_TASK OBJECTIVE_: From the data that follows, copy every line with the string "pollution".

(Beginning of RECORDS FOR THE TASK)

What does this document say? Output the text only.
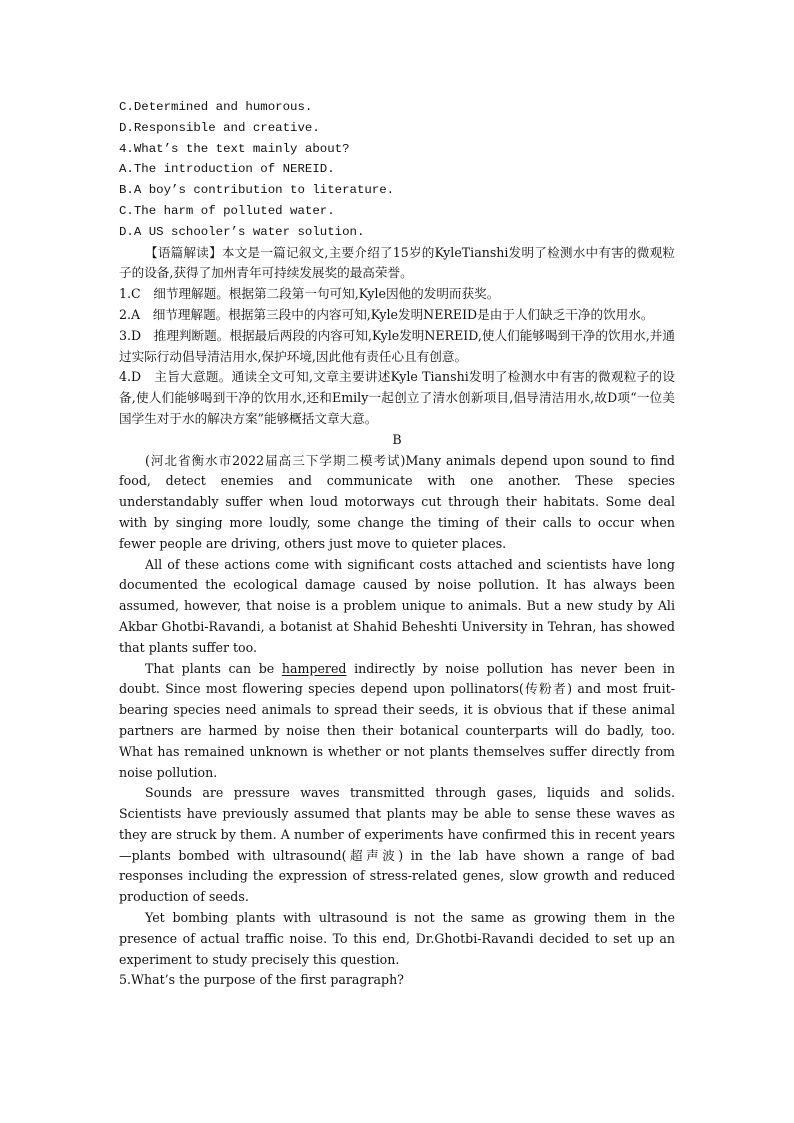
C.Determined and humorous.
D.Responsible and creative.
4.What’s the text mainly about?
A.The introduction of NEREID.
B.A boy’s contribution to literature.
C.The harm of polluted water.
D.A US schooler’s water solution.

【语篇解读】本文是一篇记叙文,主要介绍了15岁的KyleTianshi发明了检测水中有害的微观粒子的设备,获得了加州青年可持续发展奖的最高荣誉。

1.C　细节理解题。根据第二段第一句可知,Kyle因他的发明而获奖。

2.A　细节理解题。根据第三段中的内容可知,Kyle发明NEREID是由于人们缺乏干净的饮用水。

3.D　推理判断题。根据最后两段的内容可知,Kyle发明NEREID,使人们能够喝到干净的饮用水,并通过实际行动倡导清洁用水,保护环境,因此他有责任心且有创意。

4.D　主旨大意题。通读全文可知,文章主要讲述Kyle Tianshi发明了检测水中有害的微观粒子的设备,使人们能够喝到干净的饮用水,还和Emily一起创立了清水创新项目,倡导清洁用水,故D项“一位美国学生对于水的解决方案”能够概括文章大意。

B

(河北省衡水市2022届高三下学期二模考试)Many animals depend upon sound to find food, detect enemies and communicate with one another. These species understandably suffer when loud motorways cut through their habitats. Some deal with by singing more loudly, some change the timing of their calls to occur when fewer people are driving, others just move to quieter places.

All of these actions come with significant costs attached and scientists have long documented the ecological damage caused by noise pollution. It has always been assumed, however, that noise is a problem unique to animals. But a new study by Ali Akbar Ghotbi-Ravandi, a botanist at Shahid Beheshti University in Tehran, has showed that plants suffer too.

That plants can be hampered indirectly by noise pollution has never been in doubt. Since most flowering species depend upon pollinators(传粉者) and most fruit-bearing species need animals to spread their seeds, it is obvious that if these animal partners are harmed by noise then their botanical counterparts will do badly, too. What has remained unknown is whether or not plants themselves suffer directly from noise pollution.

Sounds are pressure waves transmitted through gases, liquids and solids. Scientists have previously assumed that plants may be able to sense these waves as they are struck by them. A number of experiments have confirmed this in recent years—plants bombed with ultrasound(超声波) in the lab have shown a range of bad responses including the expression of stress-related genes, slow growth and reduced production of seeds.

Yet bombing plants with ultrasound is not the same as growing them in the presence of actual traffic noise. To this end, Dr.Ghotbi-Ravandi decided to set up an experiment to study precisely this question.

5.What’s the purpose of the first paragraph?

(End of RECORDS FOR THE TASK)
(Beginning of RECORDS FOR THE TASK)

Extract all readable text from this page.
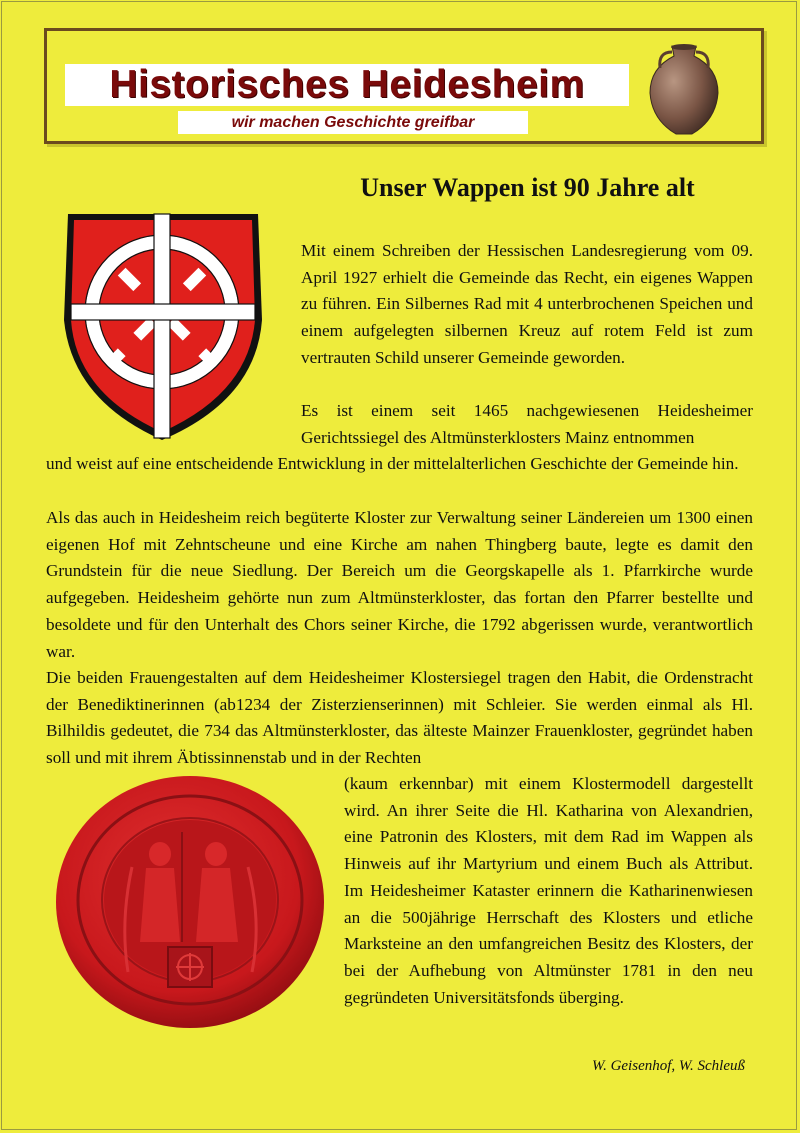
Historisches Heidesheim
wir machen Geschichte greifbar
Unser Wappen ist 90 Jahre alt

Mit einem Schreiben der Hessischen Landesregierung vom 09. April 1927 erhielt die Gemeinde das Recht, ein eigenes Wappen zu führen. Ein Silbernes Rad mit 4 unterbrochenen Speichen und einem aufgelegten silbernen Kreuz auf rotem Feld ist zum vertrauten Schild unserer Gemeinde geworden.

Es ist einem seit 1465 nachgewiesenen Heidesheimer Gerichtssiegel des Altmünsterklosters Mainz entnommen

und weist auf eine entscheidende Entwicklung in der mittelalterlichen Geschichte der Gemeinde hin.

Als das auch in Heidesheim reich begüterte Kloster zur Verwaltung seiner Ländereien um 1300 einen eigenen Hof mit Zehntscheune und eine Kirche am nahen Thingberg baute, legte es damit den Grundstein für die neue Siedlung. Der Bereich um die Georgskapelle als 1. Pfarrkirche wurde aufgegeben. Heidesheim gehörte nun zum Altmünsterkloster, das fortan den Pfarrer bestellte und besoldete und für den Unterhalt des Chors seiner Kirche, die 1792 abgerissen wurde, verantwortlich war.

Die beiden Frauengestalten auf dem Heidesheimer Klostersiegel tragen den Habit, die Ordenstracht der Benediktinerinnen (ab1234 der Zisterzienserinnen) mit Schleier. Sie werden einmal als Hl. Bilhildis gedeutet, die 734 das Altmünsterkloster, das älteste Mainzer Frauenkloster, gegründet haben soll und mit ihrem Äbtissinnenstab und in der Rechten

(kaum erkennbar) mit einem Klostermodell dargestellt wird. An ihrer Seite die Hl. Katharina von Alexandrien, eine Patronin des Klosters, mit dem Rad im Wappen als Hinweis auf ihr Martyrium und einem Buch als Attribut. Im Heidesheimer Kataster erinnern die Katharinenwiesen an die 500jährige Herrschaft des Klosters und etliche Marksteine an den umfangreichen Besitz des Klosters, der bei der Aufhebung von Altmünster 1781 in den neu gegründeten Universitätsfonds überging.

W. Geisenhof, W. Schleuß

(End of RECORDS FOR THE TASK)

_RESULT OF THE TASK_:
All of these actions come with significant costs attached and scientists have long documented the ecological damage caused by noise pollution. It has always been assumed, however, that noise is a problem unique to animals. But a new study by Ali Akbar Ghotbi-Ravandi, a botanist at Shahid Beheshti University in Tehran, has showed that plants suffer too.
That plants can be hampered indirectly by noise pollution has never been in doubt. Since most flowering species depend upon pollinators(传粉者) and most fruit-bearing species need animals to spread their seeds, it is obvious that if these animal partners are harmed by noise then their botanical counterparts will do badly, too. What has remained unknown is whether or not plants themselves suffer directly from noise pollution.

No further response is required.